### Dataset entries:
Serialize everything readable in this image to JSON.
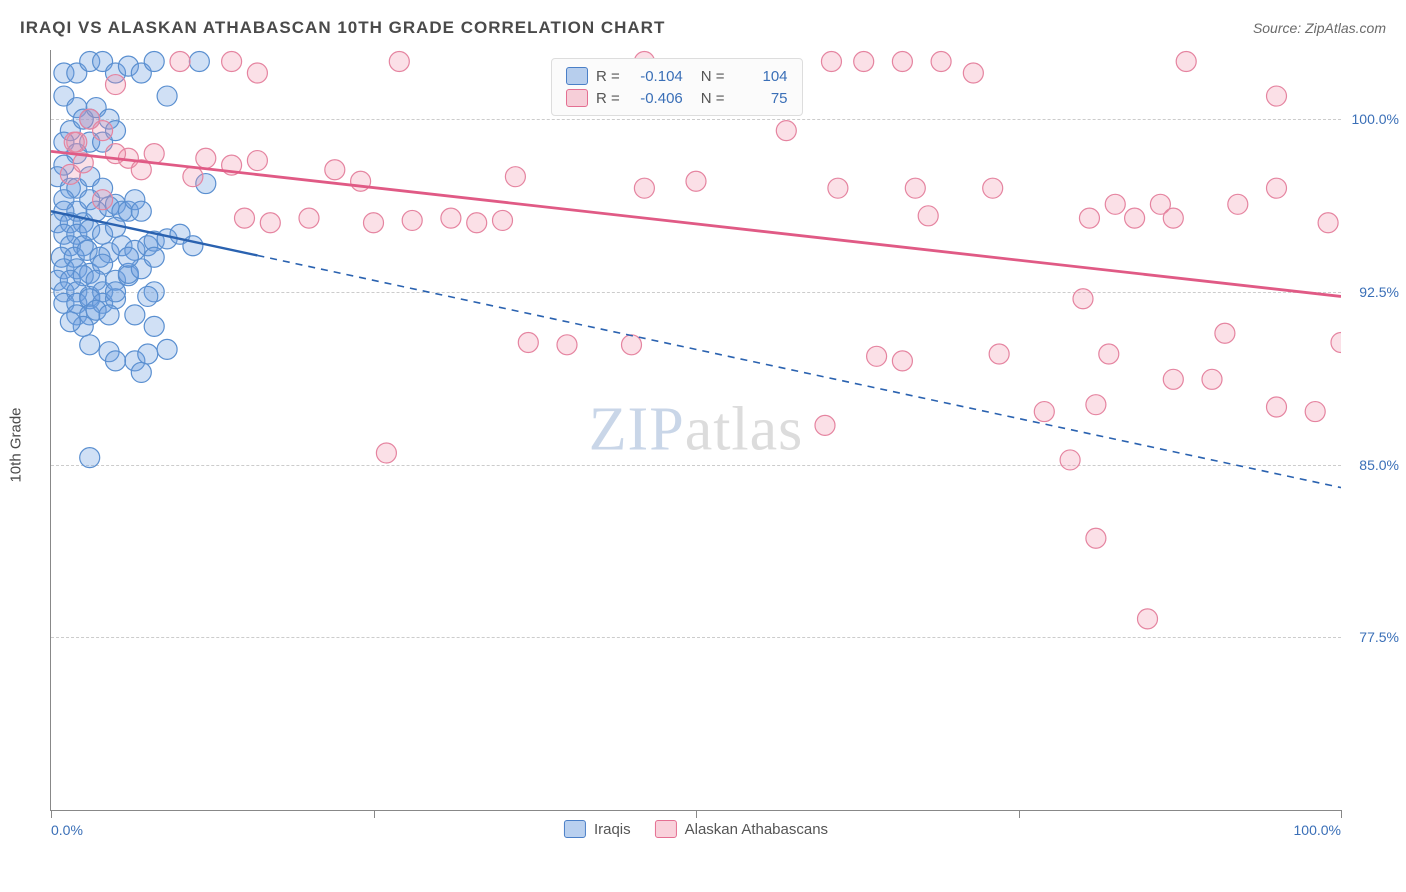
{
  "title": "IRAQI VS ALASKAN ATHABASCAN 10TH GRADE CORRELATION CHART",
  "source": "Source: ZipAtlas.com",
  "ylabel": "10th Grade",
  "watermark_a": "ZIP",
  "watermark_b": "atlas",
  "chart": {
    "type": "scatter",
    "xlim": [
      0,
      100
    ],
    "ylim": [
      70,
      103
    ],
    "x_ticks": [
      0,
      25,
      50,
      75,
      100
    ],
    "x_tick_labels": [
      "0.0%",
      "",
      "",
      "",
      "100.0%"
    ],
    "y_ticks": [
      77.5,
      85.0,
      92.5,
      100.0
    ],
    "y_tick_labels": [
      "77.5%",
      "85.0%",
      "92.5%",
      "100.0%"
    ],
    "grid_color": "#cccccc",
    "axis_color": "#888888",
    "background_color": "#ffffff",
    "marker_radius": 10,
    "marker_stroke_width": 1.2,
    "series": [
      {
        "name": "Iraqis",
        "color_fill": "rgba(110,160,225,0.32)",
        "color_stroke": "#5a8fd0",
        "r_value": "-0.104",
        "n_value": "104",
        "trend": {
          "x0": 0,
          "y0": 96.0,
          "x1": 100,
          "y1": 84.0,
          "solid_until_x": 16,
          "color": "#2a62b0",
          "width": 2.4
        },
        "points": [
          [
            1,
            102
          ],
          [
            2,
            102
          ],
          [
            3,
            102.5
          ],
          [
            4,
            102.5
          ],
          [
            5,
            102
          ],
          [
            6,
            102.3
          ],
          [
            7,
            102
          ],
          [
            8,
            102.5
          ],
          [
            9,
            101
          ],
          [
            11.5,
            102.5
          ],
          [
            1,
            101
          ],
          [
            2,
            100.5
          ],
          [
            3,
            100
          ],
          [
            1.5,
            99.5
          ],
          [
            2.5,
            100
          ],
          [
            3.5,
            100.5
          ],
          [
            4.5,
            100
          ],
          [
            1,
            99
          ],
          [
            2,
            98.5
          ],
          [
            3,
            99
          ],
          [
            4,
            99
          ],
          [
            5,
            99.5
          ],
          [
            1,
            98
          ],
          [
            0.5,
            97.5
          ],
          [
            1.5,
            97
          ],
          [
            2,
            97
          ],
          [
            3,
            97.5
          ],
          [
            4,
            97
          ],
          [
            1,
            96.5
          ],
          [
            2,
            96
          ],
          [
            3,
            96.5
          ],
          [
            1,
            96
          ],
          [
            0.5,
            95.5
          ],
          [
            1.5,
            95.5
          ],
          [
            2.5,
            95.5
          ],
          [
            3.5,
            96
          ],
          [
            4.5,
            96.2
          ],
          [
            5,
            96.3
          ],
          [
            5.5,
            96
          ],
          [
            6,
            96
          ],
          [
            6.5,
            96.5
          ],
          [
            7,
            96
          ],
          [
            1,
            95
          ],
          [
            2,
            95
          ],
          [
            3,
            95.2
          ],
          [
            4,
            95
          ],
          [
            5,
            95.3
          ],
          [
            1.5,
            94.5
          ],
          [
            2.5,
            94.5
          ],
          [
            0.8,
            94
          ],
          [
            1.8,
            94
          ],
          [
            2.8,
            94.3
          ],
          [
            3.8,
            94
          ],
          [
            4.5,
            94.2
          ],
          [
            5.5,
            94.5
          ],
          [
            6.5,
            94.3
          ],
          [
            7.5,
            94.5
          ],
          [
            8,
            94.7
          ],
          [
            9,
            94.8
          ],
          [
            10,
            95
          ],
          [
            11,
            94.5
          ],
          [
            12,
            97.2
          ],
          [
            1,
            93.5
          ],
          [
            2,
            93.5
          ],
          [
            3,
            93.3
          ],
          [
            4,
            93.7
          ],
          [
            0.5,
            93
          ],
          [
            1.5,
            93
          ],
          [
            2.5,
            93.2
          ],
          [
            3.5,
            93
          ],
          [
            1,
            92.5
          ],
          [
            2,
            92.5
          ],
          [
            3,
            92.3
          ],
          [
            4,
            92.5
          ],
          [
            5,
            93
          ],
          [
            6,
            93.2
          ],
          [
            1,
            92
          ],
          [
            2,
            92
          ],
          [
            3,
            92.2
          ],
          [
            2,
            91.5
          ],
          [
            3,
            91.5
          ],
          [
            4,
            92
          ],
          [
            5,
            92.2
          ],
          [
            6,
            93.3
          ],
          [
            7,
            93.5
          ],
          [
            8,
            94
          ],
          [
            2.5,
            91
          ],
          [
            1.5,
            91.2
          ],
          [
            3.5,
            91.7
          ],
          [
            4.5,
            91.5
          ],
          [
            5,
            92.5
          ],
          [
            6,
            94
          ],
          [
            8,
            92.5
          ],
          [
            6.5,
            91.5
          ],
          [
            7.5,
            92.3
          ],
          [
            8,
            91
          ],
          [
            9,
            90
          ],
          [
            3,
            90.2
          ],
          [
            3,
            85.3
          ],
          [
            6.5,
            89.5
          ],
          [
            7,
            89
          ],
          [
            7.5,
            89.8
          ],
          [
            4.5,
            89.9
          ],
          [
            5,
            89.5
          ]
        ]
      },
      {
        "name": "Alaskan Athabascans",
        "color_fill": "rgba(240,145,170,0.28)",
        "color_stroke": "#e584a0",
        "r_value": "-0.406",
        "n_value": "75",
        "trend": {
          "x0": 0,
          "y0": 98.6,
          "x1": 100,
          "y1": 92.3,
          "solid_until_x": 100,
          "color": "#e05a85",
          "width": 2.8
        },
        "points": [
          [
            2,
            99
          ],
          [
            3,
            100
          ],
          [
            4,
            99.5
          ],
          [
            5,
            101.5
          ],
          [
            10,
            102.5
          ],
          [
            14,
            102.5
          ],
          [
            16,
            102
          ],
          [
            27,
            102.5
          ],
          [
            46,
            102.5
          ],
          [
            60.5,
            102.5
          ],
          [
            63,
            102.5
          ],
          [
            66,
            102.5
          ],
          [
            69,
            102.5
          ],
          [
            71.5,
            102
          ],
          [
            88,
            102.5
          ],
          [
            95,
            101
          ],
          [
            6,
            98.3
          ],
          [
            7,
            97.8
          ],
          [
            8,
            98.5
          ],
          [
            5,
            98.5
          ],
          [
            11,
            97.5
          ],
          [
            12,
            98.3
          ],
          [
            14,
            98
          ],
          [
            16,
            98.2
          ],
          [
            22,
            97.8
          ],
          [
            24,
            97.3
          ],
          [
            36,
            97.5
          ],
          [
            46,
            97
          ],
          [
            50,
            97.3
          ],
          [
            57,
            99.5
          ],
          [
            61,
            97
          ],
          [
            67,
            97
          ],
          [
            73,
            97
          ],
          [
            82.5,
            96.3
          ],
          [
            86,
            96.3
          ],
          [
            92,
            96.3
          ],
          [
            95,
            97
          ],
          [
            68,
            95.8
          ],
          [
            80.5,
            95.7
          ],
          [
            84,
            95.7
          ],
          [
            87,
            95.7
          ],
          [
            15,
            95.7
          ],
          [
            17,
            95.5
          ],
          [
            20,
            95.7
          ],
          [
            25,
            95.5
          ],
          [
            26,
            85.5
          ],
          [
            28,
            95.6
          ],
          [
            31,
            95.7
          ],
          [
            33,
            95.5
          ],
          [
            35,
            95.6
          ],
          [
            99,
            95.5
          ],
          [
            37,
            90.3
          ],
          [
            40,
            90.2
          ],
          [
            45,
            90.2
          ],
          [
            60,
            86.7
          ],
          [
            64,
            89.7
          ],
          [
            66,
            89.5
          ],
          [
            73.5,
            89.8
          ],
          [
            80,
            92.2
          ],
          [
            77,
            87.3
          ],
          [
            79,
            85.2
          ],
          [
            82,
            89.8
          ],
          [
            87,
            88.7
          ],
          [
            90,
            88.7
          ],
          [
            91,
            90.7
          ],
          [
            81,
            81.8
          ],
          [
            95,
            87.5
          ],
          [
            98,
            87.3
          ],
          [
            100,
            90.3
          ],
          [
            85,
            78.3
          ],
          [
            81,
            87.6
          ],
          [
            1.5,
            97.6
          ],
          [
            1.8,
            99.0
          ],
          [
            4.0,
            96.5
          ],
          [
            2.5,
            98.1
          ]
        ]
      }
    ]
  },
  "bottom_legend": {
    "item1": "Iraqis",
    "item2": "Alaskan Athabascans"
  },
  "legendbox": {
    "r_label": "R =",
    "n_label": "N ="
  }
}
---
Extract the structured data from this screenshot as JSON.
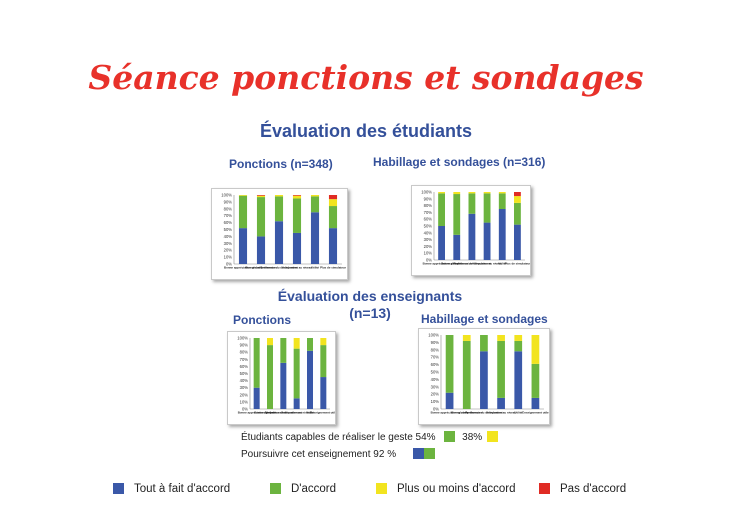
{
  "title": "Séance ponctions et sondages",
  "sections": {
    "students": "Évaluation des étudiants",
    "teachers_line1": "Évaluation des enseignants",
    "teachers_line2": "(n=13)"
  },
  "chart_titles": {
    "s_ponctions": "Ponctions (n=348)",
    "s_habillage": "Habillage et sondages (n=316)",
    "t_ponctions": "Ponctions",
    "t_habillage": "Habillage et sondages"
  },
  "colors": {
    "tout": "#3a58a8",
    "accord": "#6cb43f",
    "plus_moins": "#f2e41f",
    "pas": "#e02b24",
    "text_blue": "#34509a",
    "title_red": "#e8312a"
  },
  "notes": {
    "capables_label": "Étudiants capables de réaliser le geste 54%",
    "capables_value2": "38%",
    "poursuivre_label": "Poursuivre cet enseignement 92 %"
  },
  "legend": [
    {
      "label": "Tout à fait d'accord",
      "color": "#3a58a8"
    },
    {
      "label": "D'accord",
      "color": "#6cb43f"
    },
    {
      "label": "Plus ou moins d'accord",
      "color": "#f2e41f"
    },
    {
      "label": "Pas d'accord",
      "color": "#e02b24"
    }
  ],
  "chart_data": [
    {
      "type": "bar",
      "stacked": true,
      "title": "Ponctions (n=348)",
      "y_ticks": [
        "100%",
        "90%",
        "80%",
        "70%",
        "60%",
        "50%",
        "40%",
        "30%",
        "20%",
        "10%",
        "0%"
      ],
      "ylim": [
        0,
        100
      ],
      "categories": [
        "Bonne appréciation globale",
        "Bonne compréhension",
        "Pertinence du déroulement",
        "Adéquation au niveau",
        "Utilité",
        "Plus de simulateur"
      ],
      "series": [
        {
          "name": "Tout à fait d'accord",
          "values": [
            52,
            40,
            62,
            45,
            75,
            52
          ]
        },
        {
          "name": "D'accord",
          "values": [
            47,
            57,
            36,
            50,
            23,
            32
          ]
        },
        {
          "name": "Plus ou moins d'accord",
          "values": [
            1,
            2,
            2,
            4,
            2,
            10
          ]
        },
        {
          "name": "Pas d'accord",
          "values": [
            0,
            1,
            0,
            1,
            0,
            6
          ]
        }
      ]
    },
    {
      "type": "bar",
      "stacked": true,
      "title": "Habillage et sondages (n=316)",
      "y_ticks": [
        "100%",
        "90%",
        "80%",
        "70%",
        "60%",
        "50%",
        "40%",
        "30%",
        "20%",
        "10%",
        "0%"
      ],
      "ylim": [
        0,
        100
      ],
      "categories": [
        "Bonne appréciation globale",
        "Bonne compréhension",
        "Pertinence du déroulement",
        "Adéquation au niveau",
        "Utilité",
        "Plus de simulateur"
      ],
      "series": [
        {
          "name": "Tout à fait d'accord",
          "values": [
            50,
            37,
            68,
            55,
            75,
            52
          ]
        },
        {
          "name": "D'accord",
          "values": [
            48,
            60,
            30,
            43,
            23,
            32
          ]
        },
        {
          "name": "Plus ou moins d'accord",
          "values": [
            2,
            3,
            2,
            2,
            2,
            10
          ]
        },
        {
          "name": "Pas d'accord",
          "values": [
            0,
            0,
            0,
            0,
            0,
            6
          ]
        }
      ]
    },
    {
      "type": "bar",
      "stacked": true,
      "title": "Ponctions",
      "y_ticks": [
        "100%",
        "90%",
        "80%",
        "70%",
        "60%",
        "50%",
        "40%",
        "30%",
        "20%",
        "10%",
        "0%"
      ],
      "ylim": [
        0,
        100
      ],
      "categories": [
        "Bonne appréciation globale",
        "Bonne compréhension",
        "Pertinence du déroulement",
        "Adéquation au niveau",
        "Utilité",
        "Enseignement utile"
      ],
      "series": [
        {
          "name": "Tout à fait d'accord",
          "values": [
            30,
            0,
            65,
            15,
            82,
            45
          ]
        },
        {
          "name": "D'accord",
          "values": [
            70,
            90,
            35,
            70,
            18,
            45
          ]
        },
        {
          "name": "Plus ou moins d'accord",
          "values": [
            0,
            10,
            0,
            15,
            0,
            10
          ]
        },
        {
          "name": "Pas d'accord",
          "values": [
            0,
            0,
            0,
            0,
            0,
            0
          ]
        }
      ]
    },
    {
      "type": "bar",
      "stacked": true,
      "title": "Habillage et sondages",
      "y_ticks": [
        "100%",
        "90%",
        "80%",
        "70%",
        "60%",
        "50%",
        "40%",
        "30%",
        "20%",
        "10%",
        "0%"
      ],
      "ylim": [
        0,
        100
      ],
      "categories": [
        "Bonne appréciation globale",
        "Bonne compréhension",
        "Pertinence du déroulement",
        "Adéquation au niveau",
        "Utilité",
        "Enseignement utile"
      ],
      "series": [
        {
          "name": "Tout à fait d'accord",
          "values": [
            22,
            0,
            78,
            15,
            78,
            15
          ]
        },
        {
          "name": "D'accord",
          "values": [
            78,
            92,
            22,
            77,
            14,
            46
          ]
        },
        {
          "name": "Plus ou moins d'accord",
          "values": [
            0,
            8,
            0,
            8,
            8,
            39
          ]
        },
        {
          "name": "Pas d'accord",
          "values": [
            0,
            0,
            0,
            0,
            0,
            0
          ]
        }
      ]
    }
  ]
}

### STATED TASK:
Pull out every line above that holds the word "rgba".

### TASK SOLUTION:
        "color_fill": "rgba(110,160,225,0.32)",
        "color_fill": "rgba(240,145,170,0.28)",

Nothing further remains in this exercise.